** Exercise **
Return the records, each one exactly as written.

** Excerpted data **
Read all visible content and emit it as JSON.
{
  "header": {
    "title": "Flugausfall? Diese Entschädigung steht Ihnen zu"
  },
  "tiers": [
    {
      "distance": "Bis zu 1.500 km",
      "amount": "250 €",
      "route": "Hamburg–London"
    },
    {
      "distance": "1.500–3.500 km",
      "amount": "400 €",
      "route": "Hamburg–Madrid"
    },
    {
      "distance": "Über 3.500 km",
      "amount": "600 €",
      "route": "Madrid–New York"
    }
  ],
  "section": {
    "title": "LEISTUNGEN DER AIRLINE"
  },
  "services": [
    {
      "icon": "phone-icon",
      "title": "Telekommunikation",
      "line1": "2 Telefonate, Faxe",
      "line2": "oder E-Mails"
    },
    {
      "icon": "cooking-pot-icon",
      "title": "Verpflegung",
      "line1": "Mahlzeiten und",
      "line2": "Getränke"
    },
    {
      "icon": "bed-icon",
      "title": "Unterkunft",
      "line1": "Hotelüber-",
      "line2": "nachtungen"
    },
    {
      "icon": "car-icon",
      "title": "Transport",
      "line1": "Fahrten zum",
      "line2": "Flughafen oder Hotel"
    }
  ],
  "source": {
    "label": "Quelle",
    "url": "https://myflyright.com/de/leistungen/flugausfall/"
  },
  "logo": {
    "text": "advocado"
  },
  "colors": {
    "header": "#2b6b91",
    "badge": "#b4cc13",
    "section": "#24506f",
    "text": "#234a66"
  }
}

** Correct response **
Read all visible content and emit it as JSON.
{
  "header": {
    "title": "Flugausfall? Diese Entschädigung steht Ihnen zu"
  },
  "tiers": [
    {
      "distance": "Bis zu 1.500 km",
      "amount": "250 €",
      "route": "Hamburg–London"
    },
    {
      "distance": "1.500–3.500 km",
      "amount": "400 €",
      "route": "Hamburg–Madrid"
    },
    {
      "distance": "Über 3.500 km",
      "amount": "600 €",
      "route": "Madrid–New York"
    }
  ],
  "section": {
    "title": "LEISTUNGEN DER AIRLINE"
  },
  "services": [
    {
      "icon": "phone-icon",
      "title": "Telekommunikation",
      "line1": "2 Telefonate, Faxe",
      "line2": "oder E-Mails"
    },
    {
      "icon": "cooking-pot-icon",
      "title": "Verpflegung",
      "line1": "Mahlzeiten und",
      "line2": "Getränke"
    },
    {
      "icon": "bed-icon",
      "title": "Unterkunft",
      "line1": "Hotelüber-",
      "line2": "nachtungen"
    },
    {
      "icon": "car-icon",
      "title": "Transport",
      "line1": "Fahrten zum",
      "line2": "Flughafen oder Hotel"
    }
  ],
  "source": {
    "label": "Quelle",
    "url": "https://myflyright.com/de/leistungen/flugausfall/"
  },
  "logo": {
    "text": "advocado"
  },
  "colors": {
    "header": "#2b6b91",
    "badge": "#b4cc13",
    "section": "#24506f",
    "text": "#234a66"
  }
}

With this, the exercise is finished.